Collection entries:

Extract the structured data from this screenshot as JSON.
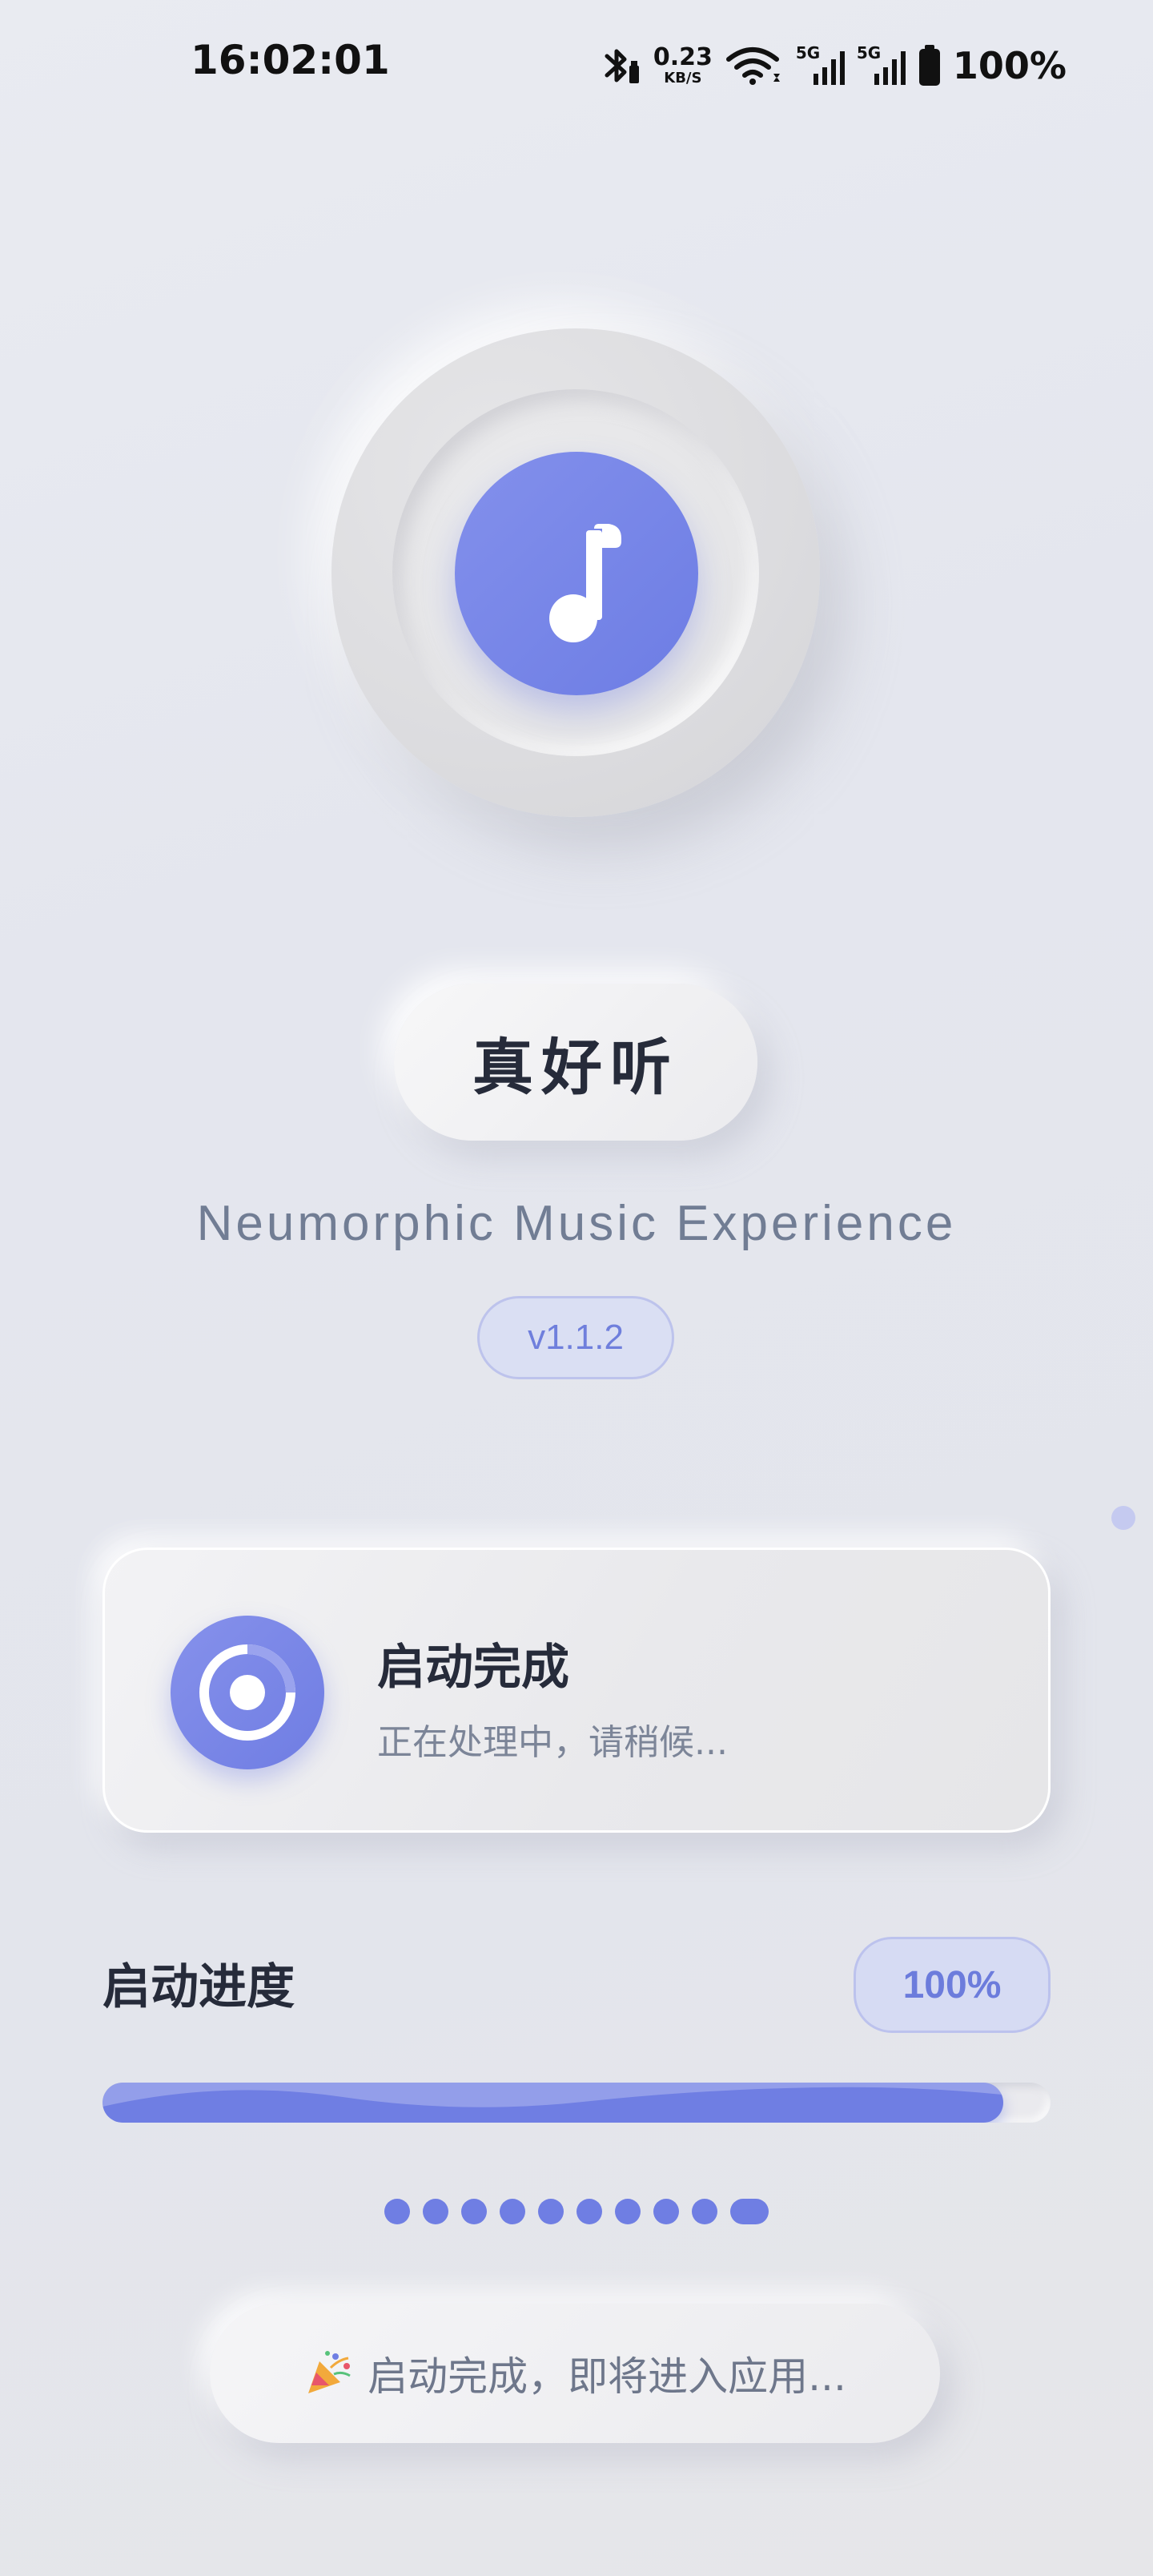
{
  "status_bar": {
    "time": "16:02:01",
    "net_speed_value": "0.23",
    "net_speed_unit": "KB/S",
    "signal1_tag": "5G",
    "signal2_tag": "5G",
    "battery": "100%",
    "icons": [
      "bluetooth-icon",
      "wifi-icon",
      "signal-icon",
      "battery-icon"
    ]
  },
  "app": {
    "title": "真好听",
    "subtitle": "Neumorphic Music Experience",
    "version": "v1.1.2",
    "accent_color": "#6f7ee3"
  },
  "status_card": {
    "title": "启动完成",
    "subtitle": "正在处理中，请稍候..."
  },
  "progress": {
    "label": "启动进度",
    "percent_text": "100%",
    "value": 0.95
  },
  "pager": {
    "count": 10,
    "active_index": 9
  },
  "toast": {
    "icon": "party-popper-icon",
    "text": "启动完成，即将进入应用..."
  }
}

==

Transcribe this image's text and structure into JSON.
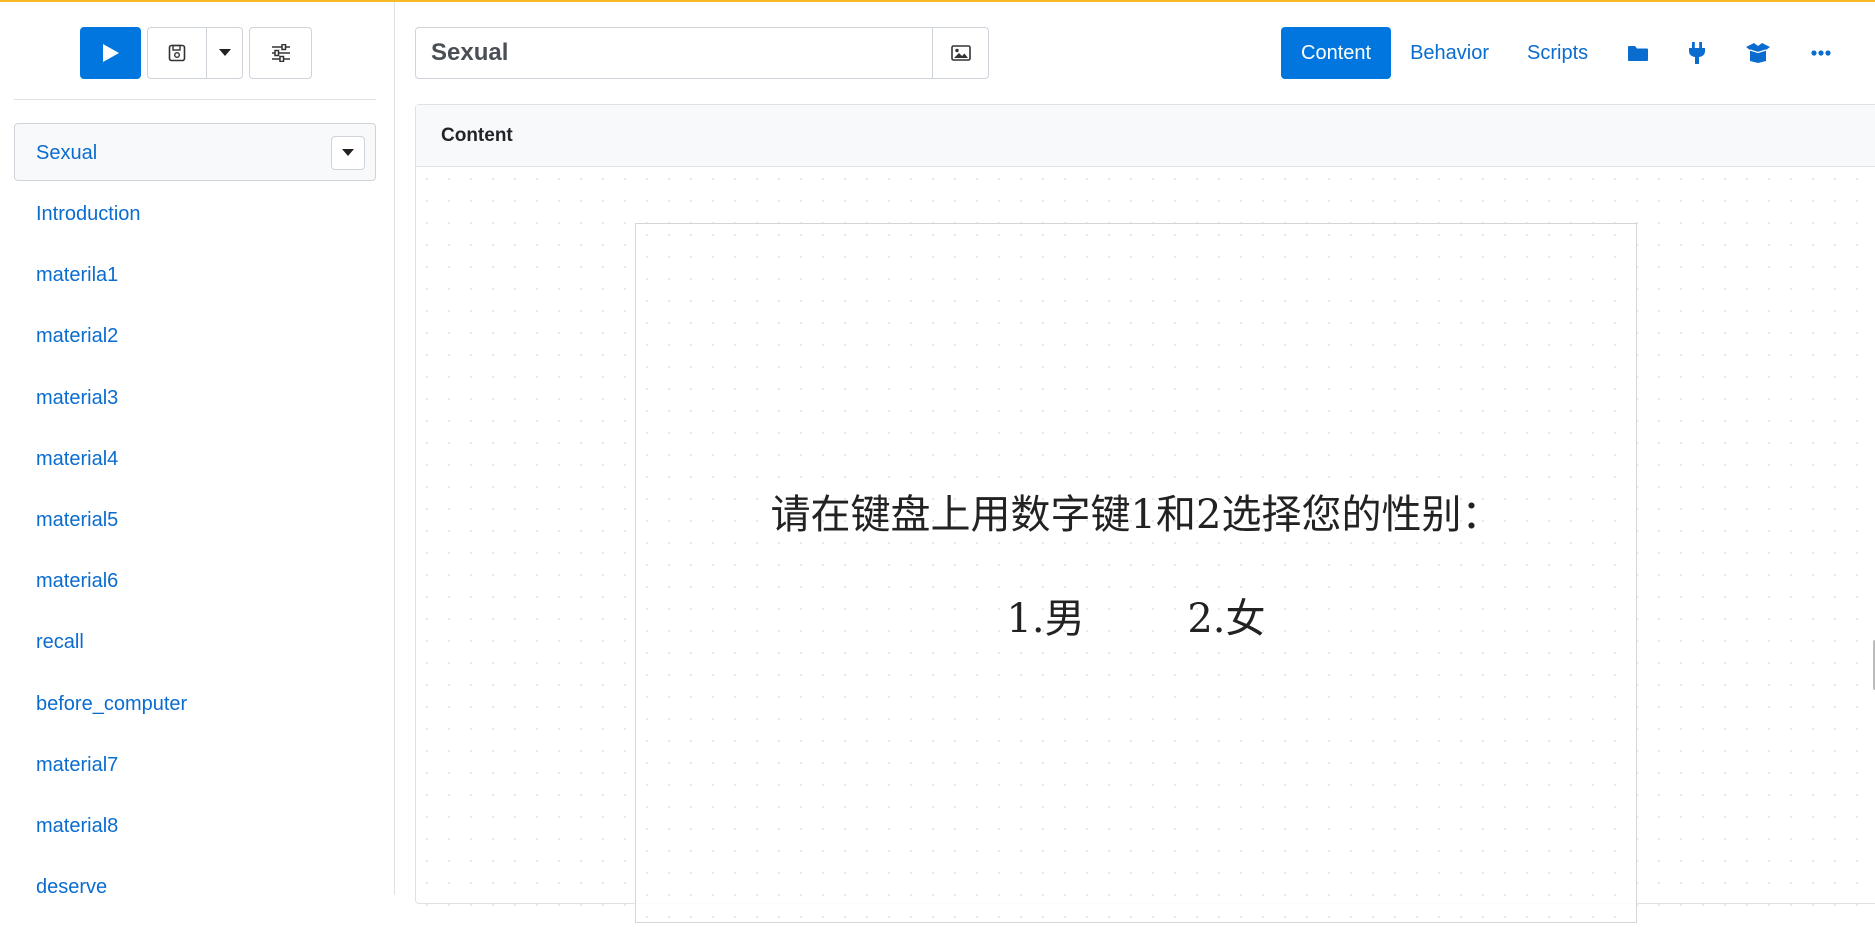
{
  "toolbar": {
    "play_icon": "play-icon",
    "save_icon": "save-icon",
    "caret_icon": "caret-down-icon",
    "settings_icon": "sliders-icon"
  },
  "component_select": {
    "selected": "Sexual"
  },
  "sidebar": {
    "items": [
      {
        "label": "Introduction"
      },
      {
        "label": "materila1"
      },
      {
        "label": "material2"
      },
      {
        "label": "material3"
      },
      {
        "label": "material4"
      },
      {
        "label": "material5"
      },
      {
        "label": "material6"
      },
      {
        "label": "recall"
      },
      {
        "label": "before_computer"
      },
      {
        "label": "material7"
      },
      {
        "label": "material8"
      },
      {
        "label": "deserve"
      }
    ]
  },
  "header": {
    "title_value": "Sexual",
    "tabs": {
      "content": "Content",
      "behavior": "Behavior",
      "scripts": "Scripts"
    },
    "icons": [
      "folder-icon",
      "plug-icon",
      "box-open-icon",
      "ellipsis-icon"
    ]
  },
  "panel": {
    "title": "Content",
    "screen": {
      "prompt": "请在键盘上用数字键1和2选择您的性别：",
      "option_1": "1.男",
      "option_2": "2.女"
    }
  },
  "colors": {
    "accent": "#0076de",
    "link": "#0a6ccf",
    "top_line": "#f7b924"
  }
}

What you will do: Copy out every line where the word "subtitle" occurs.

Result below:
    "subtitle": "Neumorphic Music Experience",
    "subtitle": "正在处理中，请稍候..."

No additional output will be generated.